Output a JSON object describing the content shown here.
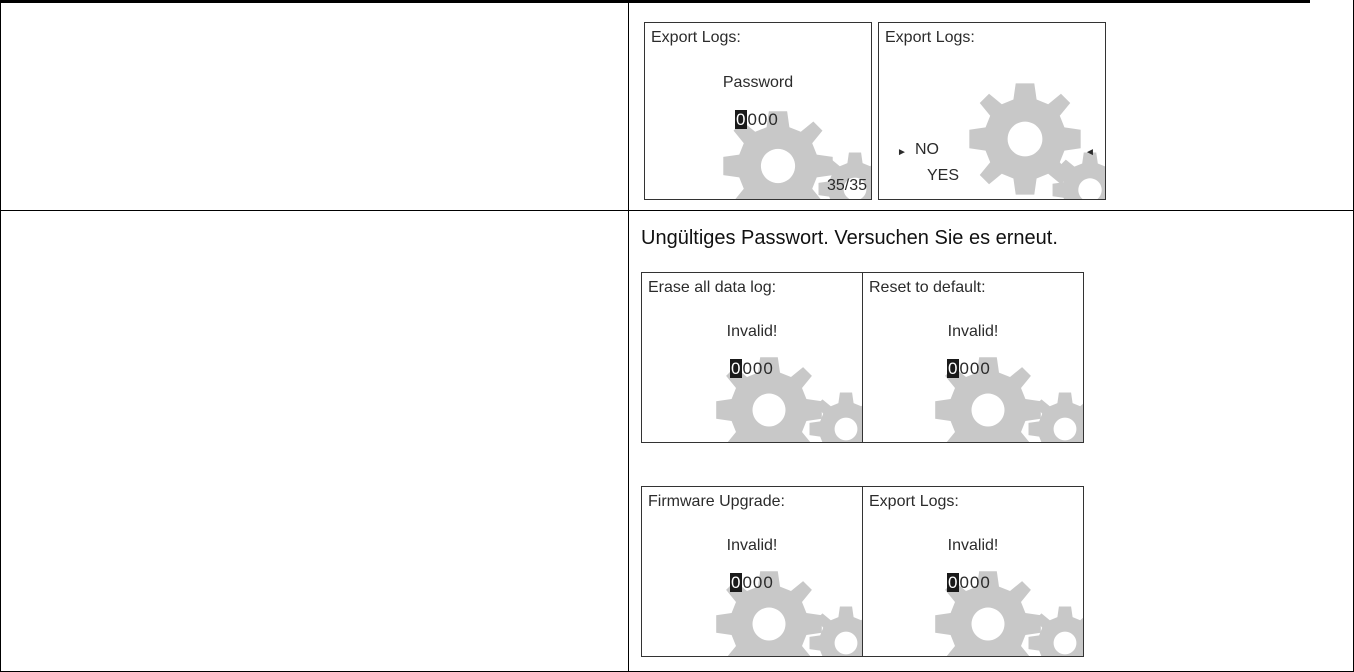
{
  "export_screens": {
    "password": {
      "title": "Export Logs:",
      "prompt": "Password",
      "digit_cursor": "0",
      "digits_rest": "000",
      "page_indicator": "35/35"
    },
    "confirm": {
      "title": "Export Logs:",
      "option_no": "NO",
      "option_yes": "YES",
      "arrow_left": "►",
      "arrow_right": "◄"
    }
  },
  "message": "Ungültiges Passwort. Versuchen Sie es erneut.",
  "invalid_screens": [
    {
      "title": "Erase all data log:",
      "status": "Invalid!",
      "digit_cursor": "0",
      "digits_rest": "000"
    },
    {
      "title": "Reset to default:",
      "status": "Invalid!",
      "digit_cursor": "0",
      "digits_rest": "000"
    },
    {
      "title": "Firmware Upgrade:",
      "status": "Invalid!",
      "digit_cursor": "0",
      "digits_rest": "000"
    },
    {
      "title": "Export Logs:",
      "status": "Invalid!",
      "digit_cursor": "0",
      "digits_rest": "000"
    }
  ],
  "icons": {
    "gear": "gear-icon"
  },
  "colors": {
    "gear": "#c8c8c8",
    "border": "#000000"
  }
}
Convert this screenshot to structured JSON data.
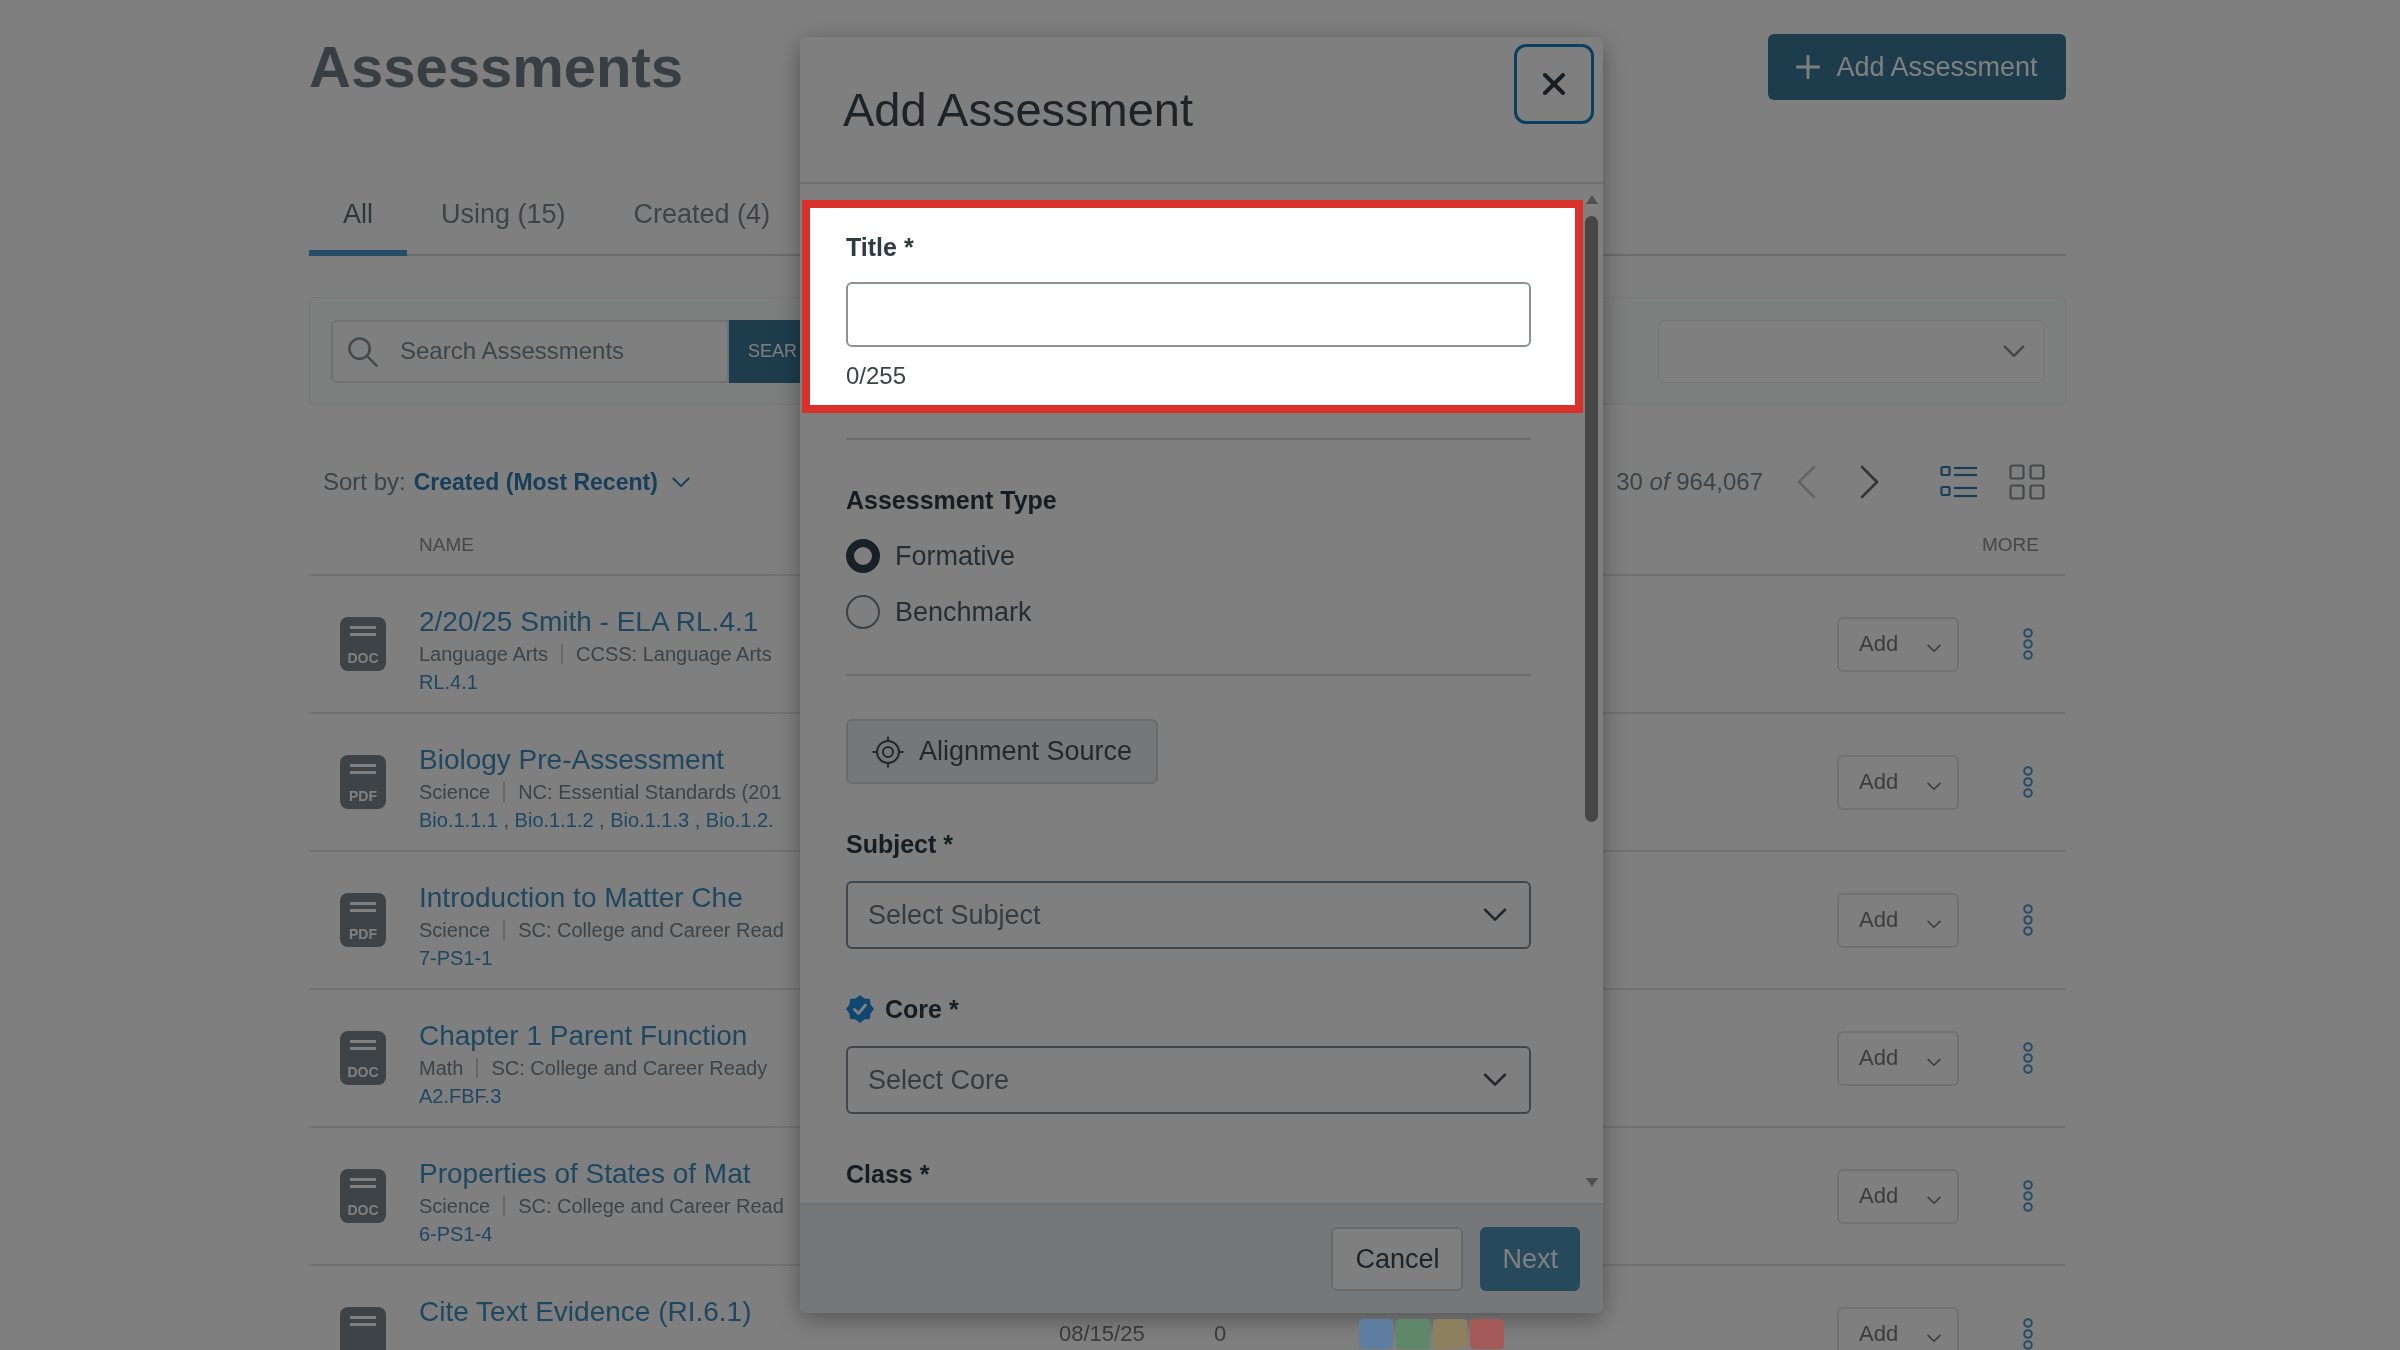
{
  "page": {
    "title": "Assessments",
    "add_button": "Add Assessment",
    "tabs": [
      {
        "label": "All",
        "selected": true
      },
      {
        "label": "Using (15)",
        "selected": false
      },
      {
        "label": "Created (4)",
        "selected": false
      }
    ],
    "search": {
      "placeholder": "Search Assessments",
      "button": "SEAR"
    },
    "sort": {
      "label": "Sort by:",
      "value": "Created (Most Recent)"
    },
    "pagination": {
      "range": "30 *of* 964,067",
      "previous": {
        "disabled": true
      },
      "next": {
        "disabled": false
      }
    },
    "views": [
      {
        "kind": "list",
        "selected": true
      },
      {
        "kind": "grid",
        "selected": false
      }
    ],
    "columns": [
      "NAME",
      "MORE"
    ],
    "rows": [
      {
        "file_type": "DOC",
        "title": "2/20/25 Smith - ELA RL.4.1",
        "subject": "Language Arts",
        "standard": "CCSS: Language Arts",
        "codes": "RL.4.1",
        "action": "Add"
      },
      {
        "file_type": "PDF",
        "title": "Biology Pre-Assessment",
        "subject": "Science",
        "standard": "NC: Essential Standards (201",
        "codes": "Bio.1.1.1 , Bio.1.1.2 , Bio.1.1.3 , Bio.1.2.",
        "action": "Add"
      },
      {
        "file_type": "PDF",
        "title": "Introduction to Matter Che",
        "subject": "Science",
        "standard": "SC: College and Career Read",
        "codes": "7-PS1-1",
        "action": "Add"
      },
      {
        "file_type": "DOC",
        "title": "Chapter 1 Parent Function",
        "subject": "Math",
        "standard": "SC: College and Career Ready",
        "codes": "A2.FBF.3",
        "action": "Add"
      },
      {
        "file_type": "DOC",
        "title": "Properties of States of Mat",
        "subject": "Science",
        "standard": "SC: College and Career Read",
        "codes": "6-PS1-4",
        "action": "Add"
      },
      {
        "title": "Cite Text Evidence (RI.6.1)",
        "date": "08/15/25",
        "count": "0",
        "tags": [
          {
            "color": "#5f7da0"
          },
          {
            "color": "#5f8769"
          },
          {
            "color": "#8c805f"
          },
          {
            "color": "#a55a5a"
          }
        ],
        "action": "Add"
      }
    ]
  },
  "dialog": {
    "title": "Add Assessment",
    "fields": [
      {
        "kind": "text",
        "label": "Title *",
        "counter": "0/255",
        "highlighted": true,
        "divider": true
      },
      {
        "kind": "radio",
        "label": "Assessment Type",
        "options": [
          {
            "label": "Formative",
            "selected": true
          },
          {
            "label": "Benchmark",
            "selected": false
          }
        ],
        "highlighted": false,
        "divider": true
      },
      {
        "kind": "button",
        "label": "Alignment Source",
        "highlighted": false,
        "divider": false
      },
      {
        "kind": "select",
        "label": "Subject *",
        "placeholder": "Select Subject",
        "verified": false,
        "highlighted": false,
        "divider": false
      },
      {
        "kind": "select",
        "label": "Core *",
        "placeholder": "Select Core",
        "verified": true,
        "highlighted": false,
        "divider": false
      },
      {
        "kind": "label",
        "label": "Class *",
        "highlighted": false,
        "divider": false
      }
    ],
    "buttons": [
      {
        "kind": "cancel",
        "label": "Cancel",
        "disabled": false
      },
      {
        "kind": "next",
        "label": "Next",
        "disabled": true
      }
    ]
  }
}
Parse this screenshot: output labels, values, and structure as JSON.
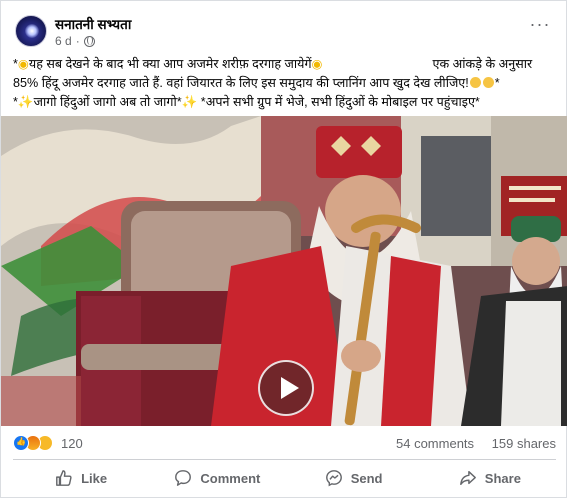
{
  "post": {
    "page_name": "सनातनी सभ्यता",
    "time": "6 d",
    "text_lines": {
      "line1_a": "*",
      "line1_b": "यह सब देखने के बाद भी क्या आप अजमेर शरीफ़ दरगाह जायेगें",
      "line1_c": "एक आंकड़े के अनुसार",
      "line2": "85% हिंदू  अजमेर दरगाह जाते हैं. वहां जियारत के लिए इस समुदाय की प्लानिंग आप खुद देख लीजिए!",
      "line2_end": "*",
      "line3_a": "*",
      "line3_b": "जागो हिंदुओं जागो अब तो जागो*",
      "line3_c": "  *अपने सभी ग्रुप में भेजे, सभी हिंदुओं के मोबाइल पर पहुंचाइए*"
    }
  },
  "stats": {
    "reaction_count": "120",
    "comments": "54 comments",
    "shares": "159 shares"
  },
  "actions": {
    "like": "Like",
    "comment": "Comment",
    "send": "Send",
    "share": "Share"
  },
  "colors": {
    "accent": "#1877f2",
    "secondary_text": "#65676b"
  },
  "icons": [
    "globe-icon",
    "more-icon",
    "play-icon",
    "like-icon",
    "comment-icon",
    "messenger-icon",
    "share-icon"
  ]
}
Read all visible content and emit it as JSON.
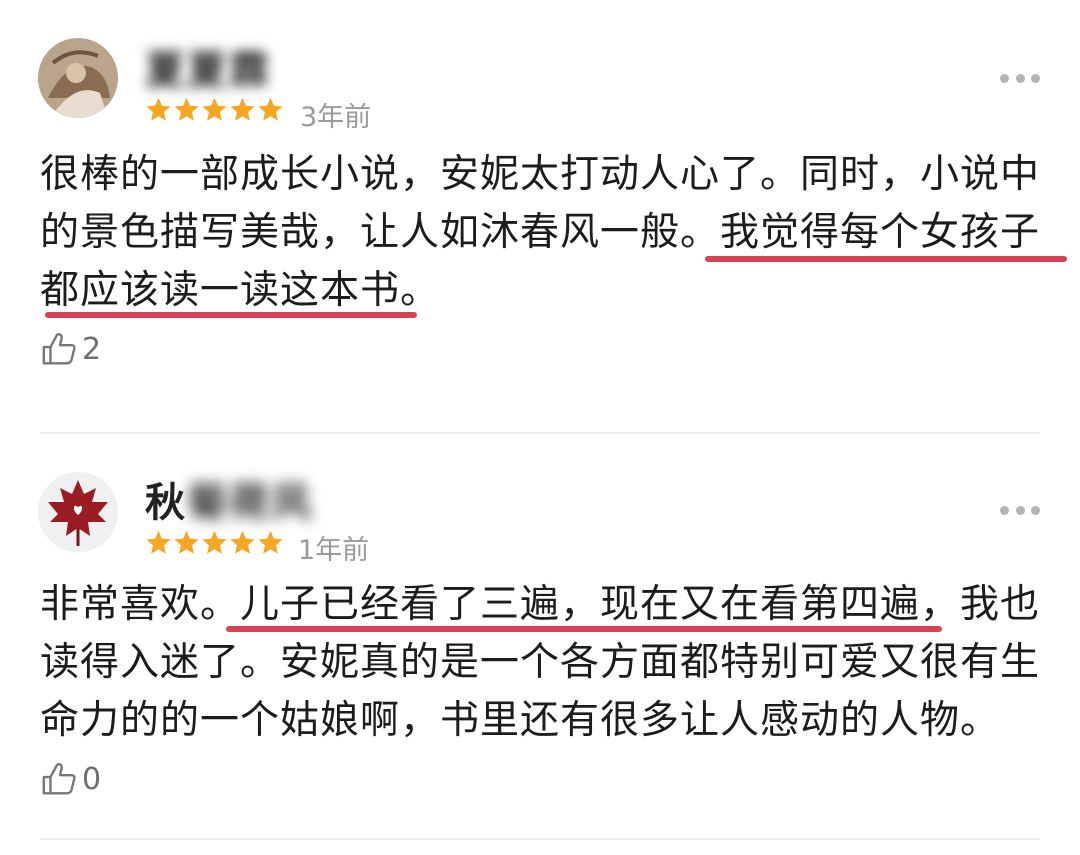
{
  "reviews": [
    {
      "username": "夏夏霖",
      "username_visible_prefix": "",
      "rating": 5,
      "time": "3年前",
      "text_lines": [
        "很棒的一部成长小说，安妮太打动人心了。同时，小说中",
        "的景色描写美哉，让人如沐春风一般。我觉得每个女孩子",
        "都应该读一读这本书。"
      ],
      "highlighted_text": "我觉得每个女孩子都应该读一读这本书。",
      "likes": "2"
    },
    {
      "username": "秋菊荷风",
      "username_visible_prefix": "秋",
      "rating": 5,
      "time": "1年前",
      "text_lines": [
        "非常喜欢。儿子已经看了三遍，现在又在看第四遍，我也",
        "读得入迷了。安妮真的是一个各方面都特别可爱又很有生",
        "命力的的一个姑娘啊，书里还有很多让人感动的人物。"
      ],
      "highlighted_text": "儿子已经看了三遍，现在又在看第四遍，",
      "likes": "0"
    }
  ],
  "colors": {
    "star": "#f5a623",
    "highlight_underline": "#d84355",
    "time_text": "#9a9a9a"
  },
  "icons": {
    "more": "more-dots-icon",
    "like": "thumbs-up-icon",
    "star": "star-icon"
  }
}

WRITTEN PROBLEM: In the records above, tally the lines where the word "codes" appears, and give the number and nothing else.

COMPLETE OUTPUT: 5